== DOCUMENT EXTRACT ==
Sample Collection has previously been described [24]. Briefly cervical samples were collected in LBC PreservCyt® Collection medium (Hologic) using the Cervex broom according to routine guidelines. Samples were then centrally tested by cytology within one week of collection.

Liquid based cytology

LBC was performed as described before [24] by the ThinPrep® 2000 Processor (Hologic) following the manufacturer’s instructions. Cytology results were reported using the Munich Nomenclature II and were translated into The Bethesda System (TBS) ([25]; Table 1). LBC results were considered negative when the result was Pap I/II (Normal) or Pap IIw (ASC-US); all other results were considered positive [24].

HPV testing and genotyping

LBC samples were tested by Abbott RealTime High Risk HPV Test (RT hrHPV) in compliance with the manufacturer’s instructions. All specimens included in this study were initially tested by RT hrHPV test and subsequently analyzed by Digene Hybrid Capture 2 High-Risk HPV DNA (HC2) test. HC2 testing has previously been described [24].

HPV genotyping was carried out using the INNO-LiPA HPV Genotyping Extra® test (Fujirebio LiPA Extra) which identifies 20 HPV genotypes classified as Group 1, 2A and 2B carcinogens (16, 18, 26, 31, 33, 35, 39, 45, 51, 52, 53, 56, 58, 59, 66, 68, 69, 70, 73, 82) and 8 low-risk HPV or intermediate risk genotypes (6, 11, 40, 43, 44, 54, 71, 74). LiPA Extra is a line blot assay based on SPF-10-PCR as described previously [26]. Strips were scanned and analyzed automatically with a flatbed scanner and the LiRAS software (Fujirebio).

Histology reviews

As detailed before all samples with an initial histology result of ≥ CIN2+ were reviewed by an independent external expert. In the case of a discrepant review reading, a second histology review was performed. If two out of three diagnoses were identical, the result was considered final [24].

Statistical analysis

As described [24] statistical analysis was performed on all samples with valid LBC, RT hrHPV and HC2 (N = 1,456) test results. To calculate the agreement between RT hrHPV and HC2, the Cohen’s kappa value (κ) was used. The Wilson score method was used to calculate 95 % confidence intervals (CI) for HPV prevalence. Moreover, clinical sensitivity and relative specificity as well as positive predictive values (PPV) and negative predictive values (NPV) were calculated according to Cuzick et al. [20] based CIN3+ histology results.
===
**PROBLEM**
Answer these questions about the HPV testing methods text:
1. Which processor was used to perform LBC?
2. How many HPV genotypes classified as Group 1, 2A and 2B carcinogens does the LiPA Extra test identify?
3. Which method was used to calculate 95 % confidence intervals for HPV prevalence?
== DATASET ==
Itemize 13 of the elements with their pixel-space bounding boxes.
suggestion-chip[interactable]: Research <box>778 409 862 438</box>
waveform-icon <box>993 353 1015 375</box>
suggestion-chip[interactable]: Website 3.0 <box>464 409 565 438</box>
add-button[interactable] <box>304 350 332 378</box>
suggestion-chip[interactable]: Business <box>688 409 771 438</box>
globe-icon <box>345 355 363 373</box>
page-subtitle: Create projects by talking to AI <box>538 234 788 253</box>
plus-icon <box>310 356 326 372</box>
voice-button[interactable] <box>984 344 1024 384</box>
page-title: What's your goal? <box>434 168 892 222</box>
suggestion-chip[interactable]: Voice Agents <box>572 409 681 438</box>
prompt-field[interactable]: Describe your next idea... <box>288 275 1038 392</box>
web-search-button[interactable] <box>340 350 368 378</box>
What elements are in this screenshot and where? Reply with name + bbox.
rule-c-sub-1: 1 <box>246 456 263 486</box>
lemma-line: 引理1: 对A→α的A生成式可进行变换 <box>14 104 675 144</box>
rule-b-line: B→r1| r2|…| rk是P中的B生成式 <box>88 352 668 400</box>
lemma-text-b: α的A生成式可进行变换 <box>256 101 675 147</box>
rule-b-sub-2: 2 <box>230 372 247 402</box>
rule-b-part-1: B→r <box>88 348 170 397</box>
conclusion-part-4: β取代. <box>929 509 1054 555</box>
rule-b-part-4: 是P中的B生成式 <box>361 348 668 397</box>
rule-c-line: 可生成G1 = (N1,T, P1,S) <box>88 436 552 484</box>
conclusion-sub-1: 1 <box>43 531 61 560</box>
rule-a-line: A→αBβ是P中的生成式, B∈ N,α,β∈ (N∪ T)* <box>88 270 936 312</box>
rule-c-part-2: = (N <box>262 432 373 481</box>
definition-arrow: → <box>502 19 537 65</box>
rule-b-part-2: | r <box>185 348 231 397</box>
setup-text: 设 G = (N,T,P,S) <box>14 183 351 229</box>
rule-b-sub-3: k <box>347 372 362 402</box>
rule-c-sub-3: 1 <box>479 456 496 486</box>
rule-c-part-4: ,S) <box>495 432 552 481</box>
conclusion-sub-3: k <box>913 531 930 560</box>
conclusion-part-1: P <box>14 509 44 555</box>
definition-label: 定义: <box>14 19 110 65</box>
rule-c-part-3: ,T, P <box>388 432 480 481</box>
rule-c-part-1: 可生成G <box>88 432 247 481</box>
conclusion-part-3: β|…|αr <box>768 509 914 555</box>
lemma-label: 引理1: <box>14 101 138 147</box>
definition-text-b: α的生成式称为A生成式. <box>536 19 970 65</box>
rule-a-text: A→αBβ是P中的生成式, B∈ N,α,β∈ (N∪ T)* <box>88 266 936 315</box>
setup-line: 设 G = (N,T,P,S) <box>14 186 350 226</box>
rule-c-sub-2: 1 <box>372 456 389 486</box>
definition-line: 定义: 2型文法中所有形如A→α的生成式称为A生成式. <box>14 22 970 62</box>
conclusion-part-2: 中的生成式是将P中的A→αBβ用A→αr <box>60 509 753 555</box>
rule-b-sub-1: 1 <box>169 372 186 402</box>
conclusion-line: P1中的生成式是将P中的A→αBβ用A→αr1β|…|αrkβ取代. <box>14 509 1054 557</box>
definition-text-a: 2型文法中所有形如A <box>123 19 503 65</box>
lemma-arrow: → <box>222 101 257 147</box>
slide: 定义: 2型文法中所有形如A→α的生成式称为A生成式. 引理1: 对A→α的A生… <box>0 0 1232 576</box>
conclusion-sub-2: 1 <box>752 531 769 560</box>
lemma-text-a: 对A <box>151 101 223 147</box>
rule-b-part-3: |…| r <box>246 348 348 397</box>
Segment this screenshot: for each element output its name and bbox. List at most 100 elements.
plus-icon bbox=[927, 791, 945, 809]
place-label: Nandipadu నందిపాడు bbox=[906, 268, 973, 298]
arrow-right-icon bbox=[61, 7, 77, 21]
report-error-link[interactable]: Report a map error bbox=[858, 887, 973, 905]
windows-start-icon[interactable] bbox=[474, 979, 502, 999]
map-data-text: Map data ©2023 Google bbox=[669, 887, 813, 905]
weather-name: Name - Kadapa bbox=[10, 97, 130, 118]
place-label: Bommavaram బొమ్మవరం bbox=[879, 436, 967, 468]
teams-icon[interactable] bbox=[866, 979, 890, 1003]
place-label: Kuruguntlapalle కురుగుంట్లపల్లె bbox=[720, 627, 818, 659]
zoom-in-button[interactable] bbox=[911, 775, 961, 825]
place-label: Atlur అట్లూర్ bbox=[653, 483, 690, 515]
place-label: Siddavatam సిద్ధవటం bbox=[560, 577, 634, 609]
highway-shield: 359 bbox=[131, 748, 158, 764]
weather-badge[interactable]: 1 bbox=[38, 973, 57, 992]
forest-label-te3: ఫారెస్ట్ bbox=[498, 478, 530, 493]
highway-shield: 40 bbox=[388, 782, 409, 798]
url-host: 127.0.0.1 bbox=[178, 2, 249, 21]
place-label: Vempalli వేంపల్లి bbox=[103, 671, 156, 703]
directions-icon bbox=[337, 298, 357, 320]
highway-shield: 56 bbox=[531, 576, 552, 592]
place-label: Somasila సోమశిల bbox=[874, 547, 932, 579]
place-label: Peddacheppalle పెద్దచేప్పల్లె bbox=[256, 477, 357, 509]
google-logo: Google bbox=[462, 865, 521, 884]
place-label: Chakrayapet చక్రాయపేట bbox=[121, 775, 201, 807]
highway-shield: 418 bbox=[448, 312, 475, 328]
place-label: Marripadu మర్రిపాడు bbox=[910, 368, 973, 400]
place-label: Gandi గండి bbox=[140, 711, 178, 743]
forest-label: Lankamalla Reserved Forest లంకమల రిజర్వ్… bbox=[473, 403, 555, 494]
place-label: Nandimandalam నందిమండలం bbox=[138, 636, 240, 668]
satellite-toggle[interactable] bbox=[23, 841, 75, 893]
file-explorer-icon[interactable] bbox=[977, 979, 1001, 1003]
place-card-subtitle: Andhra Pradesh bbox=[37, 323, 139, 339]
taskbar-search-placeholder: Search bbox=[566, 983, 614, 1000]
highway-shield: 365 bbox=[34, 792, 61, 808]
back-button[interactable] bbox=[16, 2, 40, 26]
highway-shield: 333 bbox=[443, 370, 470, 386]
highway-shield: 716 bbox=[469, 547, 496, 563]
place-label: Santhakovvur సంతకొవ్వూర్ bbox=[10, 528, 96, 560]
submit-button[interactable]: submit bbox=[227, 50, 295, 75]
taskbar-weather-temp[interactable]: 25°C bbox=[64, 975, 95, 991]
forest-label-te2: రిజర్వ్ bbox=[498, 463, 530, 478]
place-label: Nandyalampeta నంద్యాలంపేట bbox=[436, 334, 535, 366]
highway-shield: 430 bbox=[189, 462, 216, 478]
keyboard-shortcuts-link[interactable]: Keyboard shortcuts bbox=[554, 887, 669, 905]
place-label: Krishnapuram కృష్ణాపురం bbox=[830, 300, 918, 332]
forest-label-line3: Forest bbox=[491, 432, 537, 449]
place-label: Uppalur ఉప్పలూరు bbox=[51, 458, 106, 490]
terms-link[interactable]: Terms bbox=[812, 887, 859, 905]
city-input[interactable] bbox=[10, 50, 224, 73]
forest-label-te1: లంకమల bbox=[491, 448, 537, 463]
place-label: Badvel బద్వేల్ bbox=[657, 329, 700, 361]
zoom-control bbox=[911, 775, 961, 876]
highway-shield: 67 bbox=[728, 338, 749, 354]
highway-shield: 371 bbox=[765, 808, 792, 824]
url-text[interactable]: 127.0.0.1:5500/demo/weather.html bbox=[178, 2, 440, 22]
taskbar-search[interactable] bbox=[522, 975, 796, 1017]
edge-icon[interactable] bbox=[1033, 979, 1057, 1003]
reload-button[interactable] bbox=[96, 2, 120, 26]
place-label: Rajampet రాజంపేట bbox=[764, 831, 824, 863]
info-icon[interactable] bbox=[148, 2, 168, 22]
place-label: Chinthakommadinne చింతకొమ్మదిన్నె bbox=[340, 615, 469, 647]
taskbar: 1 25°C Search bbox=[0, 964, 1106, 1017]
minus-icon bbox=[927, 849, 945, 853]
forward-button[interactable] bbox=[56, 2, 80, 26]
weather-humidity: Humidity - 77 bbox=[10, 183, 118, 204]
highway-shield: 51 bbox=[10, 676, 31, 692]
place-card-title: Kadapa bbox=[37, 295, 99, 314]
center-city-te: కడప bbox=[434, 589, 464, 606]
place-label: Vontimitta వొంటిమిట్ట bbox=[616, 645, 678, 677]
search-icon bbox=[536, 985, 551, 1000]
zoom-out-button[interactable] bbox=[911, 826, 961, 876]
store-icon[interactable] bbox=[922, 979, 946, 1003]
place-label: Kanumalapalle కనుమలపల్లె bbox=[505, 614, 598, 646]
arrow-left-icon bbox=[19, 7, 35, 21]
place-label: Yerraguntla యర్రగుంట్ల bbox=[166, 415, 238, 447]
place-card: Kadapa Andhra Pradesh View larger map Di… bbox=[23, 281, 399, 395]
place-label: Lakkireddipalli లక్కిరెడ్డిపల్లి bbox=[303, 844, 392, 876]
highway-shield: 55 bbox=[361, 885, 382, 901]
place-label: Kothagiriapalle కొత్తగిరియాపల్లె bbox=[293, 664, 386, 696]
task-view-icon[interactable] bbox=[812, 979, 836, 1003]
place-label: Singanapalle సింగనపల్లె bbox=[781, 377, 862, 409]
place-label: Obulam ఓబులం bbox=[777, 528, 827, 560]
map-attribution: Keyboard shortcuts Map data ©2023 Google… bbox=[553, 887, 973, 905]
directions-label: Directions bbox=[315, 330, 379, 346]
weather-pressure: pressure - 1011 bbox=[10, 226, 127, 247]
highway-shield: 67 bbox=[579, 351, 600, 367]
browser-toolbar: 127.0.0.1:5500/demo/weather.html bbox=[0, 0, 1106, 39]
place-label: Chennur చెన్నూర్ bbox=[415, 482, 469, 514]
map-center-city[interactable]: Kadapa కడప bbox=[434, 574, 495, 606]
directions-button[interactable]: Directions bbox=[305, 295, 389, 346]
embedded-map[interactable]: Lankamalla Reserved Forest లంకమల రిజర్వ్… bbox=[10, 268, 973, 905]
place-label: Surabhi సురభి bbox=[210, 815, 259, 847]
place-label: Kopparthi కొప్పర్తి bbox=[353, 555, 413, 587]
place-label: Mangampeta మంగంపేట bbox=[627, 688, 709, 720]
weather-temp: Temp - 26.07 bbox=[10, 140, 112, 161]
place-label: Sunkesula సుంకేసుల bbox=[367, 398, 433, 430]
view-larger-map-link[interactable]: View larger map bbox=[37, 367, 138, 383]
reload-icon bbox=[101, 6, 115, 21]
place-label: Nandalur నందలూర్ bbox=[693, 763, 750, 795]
===
**RESPONSE**
1. The ThinPrep® 2000 Processor (Hologic).
2. 20.
3. The Wilson score method.